= Aim of the task =
The records below must be duplicated exactly, character for character.

= Task data =
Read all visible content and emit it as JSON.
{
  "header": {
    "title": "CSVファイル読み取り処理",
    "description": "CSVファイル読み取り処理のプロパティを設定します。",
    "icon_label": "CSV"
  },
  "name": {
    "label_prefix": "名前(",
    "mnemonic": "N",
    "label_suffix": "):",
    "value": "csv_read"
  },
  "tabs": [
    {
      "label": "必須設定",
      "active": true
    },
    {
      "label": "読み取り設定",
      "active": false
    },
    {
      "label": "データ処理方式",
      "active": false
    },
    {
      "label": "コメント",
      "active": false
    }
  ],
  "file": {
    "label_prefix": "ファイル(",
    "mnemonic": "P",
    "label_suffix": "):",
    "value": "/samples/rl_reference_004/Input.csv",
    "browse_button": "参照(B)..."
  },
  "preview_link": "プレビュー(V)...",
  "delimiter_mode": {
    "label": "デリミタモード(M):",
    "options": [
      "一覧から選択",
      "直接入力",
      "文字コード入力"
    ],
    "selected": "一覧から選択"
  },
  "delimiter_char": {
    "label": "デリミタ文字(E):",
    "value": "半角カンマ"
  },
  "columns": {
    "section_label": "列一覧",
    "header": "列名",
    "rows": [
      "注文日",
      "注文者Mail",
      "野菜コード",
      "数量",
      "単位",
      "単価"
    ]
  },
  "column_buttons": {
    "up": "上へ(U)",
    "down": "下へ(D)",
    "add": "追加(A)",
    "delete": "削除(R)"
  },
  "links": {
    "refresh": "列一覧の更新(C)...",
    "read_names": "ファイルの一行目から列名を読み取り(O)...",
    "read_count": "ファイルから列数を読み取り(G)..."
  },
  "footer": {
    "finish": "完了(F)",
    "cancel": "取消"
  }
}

= Solved problem =
Read all visible content and emit it as JSON.
{
  "header": {
    "title": "CSVファイル読み取り処理",
    "description": "CSVファイル読み取り処理のプロパティを設定します。",
    "icon_label": "CSV"
  },
  "name": {
    "label_prefix": "名前(",
    "mnemonic": "N",
    "label_suffix": "):",
    "value": "csv_read"
  },
  "tabs": [
    {
      "label": "必須設定",
      "active": true
    },
    {
      "label": "読み取り設定",
      "active": false
    },
    {
      "label": "データ処理方式",
      "active": false
    },
    {
      "label": "コメント",
      "active": false
    }
  ],
  "file": {
    "label_prefix": "ファイル(",
    "mnemonic": "P",
    "label_suffix": "):",
    "value": "/samples/rl_reference_004/Input.csv",
    "browse_button": "参照(B)..."
  },
  "preview_link": "プレビュー(V)...",
  "delimiter_mode": {
    "label": "デリミタモード(M):",
    "options": [
      "一覧から選択",
      "直接入力",
      "文字コード入力"
    ],
    "selected": "一覧から選択"
  },
  "delimiter_char": {
    "label": "デリミタ文字(E):",
    "value": "半角カンマ"
  },
  "columns": {
    "section_label": "列一覧",
    "header": "列名",
    "rows": [
      "注文日",
      "注文者Mail",
      "野菜コード",
      "数量",
      "単位",
      "単価"
    ]
  },
  "column_buttons": {
    "up": "上へ(U)",
    "down": "下へ(D)",
    "add": "追加(A)",
    "delete": "削除(R)"
  },
  "links": {
    "refresh": "列一覧の更新(C)...",
    "read_names": "ファイルの一行目から列名を読み取り(O)...",
    "read_count": "ファイルから列数を読み取り(G)..."
  },
  "footer": {
    "finish": "完了(F)",
    "cancel": "取消"
  }
}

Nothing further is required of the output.